What the exercise asks: Arrange the data from the first line up to and including the line containing "scatter-point xyxy=(93,182,99,189)" as a Markdown table with the columns No. and Line. Number each line, and omit any blank lines.

-- START OF Data for the task --

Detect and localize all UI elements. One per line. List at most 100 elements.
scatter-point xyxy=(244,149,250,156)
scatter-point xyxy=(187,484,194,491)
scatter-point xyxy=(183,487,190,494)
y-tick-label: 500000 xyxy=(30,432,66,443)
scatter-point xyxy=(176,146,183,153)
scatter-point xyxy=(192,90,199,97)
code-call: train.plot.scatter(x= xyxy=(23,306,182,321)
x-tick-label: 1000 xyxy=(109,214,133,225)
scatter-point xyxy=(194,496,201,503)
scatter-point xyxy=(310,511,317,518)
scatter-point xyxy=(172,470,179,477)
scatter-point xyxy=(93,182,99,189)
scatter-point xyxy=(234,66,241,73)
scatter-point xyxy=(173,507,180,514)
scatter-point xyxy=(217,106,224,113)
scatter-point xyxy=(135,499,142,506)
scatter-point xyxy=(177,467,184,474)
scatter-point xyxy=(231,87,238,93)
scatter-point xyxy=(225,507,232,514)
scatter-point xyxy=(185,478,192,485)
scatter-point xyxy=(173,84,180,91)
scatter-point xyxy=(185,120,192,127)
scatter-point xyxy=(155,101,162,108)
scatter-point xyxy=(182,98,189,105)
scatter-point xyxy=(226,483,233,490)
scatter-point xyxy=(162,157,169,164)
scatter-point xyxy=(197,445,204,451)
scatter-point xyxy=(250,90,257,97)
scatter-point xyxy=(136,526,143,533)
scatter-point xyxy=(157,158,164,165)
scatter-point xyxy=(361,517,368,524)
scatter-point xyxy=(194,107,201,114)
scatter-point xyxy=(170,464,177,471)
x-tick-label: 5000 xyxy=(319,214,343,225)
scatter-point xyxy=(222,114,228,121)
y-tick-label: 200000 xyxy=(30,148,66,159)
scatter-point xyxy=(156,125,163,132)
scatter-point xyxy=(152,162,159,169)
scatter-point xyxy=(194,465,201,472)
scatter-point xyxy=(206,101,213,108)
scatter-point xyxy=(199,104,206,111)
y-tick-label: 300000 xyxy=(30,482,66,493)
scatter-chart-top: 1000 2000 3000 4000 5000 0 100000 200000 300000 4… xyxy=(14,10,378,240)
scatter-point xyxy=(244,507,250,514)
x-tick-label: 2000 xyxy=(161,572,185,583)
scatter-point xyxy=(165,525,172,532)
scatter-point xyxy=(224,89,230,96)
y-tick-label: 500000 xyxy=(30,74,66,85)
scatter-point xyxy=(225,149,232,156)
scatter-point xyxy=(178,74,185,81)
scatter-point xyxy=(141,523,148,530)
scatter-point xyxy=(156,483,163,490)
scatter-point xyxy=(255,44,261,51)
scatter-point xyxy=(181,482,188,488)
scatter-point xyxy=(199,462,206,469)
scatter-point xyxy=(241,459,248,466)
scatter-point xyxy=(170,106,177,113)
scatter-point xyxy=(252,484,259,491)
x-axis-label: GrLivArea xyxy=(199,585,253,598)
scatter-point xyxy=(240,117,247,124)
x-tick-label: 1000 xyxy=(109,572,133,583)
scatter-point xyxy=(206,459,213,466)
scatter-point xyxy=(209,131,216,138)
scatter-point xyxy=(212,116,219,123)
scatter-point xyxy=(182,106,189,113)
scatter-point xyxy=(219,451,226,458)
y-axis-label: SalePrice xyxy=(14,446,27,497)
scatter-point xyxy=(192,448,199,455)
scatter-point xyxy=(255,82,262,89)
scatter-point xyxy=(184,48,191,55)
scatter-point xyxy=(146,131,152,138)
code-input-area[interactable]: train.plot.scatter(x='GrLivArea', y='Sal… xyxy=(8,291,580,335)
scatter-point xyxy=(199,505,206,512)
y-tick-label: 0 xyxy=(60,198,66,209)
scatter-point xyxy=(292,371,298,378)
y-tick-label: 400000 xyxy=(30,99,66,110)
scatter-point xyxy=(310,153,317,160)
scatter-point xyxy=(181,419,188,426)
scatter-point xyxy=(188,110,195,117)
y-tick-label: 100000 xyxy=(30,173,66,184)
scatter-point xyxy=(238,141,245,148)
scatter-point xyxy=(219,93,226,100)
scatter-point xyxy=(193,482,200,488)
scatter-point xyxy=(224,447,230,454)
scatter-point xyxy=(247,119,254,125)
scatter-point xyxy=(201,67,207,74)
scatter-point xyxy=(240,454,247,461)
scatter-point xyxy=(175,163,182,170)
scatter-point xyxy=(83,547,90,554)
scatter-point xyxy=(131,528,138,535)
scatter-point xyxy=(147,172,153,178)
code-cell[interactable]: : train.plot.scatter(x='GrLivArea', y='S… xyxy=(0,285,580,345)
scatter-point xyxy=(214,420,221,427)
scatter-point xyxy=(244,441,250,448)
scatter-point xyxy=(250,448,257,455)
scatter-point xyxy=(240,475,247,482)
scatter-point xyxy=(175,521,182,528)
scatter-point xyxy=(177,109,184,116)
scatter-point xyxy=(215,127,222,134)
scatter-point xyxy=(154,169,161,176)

-- END OF Data for the task --

Exercise result:
| No. | Line |
|---|---|
| 1 | Detect and localize all UI elements. One per line. List at most 100 elements. |
| 2 | scatter-point xyxy=(244,149,250,156) |
| 3 | scatter-point xyxy=(187,484,194,491) |
| 4 | scatter-point xyxy=(183,487,190,494) |
| 5 | y-tick-label: 500000 xyxy=(30,432,66,443) |
| 6 | scatter-point xyxy=(176,146,183,153) |
| 7 | scatter-point xyxy=(192,90,199,97) |
| 8 | code-call: train.plot.scatter(x= xyxy=(23,306,182,321) |
| 9 | x-tick-label: 1000 xyxy=(109,214,133,225) |
| 10 | scatter-point xyxy=(194,496,201,503) |
| 11 | scatter-point xyxy=(310,511,317,518) |
| 12 | scatter-point xyxy=(172,470,179,477) |
| 13 | scatter-point xyxy=(93,182,99,189) |